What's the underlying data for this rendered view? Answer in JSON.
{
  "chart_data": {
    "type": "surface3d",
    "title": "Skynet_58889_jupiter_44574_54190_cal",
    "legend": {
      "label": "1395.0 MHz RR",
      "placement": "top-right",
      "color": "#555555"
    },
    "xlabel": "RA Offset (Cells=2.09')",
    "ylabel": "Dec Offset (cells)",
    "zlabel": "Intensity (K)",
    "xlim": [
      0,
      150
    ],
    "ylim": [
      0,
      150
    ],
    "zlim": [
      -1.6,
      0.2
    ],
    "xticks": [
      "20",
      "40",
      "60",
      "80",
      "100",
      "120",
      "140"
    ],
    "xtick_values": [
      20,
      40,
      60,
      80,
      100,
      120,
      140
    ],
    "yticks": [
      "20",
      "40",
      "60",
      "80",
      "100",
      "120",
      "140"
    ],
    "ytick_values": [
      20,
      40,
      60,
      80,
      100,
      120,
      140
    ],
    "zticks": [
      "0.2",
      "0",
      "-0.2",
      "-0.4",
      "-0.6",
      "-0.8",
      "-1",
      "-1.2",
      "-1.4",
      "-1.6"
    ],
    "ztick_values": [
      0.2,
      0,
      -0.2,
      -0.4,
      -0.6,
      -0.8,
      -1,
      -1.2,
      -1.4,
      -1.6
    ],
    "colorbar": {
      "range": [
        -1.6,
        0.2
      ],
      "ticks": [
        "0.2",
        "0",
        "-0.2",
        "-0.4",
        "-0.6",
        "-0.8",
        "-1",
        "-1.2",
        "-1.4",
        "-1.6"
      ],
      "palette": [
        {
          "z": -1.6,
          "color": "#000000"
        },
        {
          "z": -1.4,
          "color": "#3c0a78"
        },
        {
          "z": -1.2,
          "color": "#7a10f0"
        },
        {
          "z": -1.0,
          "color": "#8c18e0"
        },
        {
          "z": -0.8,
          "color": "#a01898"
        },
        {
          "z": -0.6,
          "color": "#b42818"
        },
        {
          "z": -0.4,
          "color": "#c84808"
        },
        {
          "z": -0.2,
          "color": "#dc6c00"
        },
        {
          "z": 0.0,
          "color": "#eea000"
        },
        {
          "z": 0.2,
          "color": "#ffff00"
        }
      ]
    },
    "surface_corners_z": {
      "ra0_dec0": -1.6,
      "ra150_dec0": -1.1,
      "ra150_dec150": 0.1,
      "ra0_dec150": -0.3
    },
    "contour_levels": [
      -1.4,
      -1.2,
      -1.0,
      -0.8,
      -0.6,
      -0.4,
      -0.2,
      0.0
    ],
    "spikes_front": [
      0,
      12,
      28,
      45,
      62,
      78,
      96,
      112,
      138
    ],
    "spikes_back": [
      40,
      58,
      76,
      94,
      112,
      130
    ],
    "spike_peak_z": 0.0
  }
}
┄┄┄┄┄┄┄┄┄┄
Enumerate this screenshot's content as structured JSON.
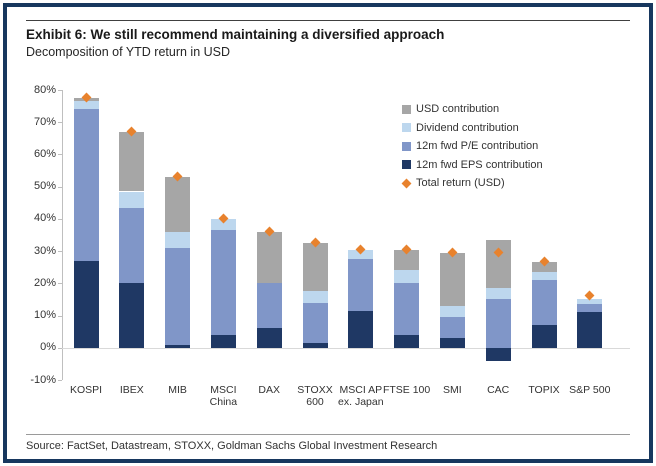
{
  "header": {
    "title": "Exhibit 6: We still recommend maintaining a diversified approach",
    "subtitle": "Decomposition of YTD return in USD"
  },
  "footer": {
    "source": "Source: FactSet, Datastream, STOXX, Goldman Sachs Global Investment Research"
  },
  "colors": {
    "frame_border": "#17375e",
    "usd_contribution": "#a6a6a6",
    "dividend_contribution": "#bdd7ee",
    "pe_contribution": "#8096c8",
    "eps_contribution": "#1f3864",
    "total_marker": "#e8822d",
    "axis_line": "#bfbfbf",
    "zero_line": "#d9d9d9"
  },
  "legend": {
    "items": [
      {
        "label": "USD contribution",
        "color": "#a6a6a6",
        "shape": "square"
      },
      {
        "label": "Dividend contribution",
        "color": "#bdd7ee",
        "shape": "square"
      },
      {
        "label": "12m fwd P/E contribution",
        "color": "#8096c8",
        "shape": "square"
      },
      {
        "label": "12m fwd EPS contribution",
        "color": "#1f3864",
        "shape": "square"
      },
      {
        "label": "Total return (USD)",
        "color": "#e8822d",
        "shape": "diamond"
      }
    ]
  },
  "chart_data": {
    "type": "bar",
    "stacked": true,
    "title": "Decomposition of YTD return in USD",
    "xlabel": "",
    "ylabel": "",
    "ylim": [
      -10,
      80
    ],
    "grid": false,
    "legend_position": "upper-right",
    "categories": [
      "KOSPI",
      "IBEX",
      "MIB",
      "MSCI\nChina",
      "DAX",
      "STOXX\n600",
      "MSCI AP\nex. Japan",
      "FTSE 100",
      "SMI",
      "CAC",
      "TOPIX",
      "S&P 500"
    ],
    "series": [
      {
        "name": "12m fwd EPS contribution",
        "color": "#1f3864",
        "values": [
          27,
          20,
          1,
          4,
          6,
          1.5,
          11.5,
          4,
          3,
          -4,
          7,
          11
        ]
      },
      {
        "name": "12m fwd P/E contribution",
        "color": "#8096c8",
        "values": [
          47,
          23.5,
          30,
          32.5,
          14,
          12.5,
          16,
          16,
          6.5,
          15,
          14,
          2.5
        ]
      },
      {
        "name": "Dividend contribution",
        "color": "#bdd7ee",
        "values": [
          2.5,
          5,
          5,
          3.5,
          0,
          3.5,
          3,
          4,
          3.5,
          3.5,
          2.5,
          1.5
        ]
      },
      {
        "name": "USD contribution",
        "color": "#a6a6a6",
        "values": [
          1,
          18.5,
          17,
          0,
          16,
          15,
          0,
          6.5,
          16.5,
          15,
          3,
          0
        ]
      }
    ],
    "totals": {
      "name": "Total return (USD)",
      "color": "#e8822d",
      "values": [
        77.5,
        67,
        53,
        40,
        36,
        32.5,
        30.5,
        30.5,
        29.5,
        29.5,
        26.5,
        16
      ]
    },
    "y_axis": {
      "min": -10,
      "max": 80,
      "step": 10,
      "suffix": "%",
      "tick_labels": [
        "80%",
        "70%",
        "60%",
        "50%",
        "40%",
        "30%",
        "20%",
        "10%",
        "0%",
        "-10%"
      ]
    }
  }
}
┄┄┄┄┄┄┄┄┄┄
- Given task -
Where a line holds "this", copy it out.

- Full solution -
What's the underlying data for this rendered view? Answer in JSON.
Enumerate this screenshot's content as structured JSON.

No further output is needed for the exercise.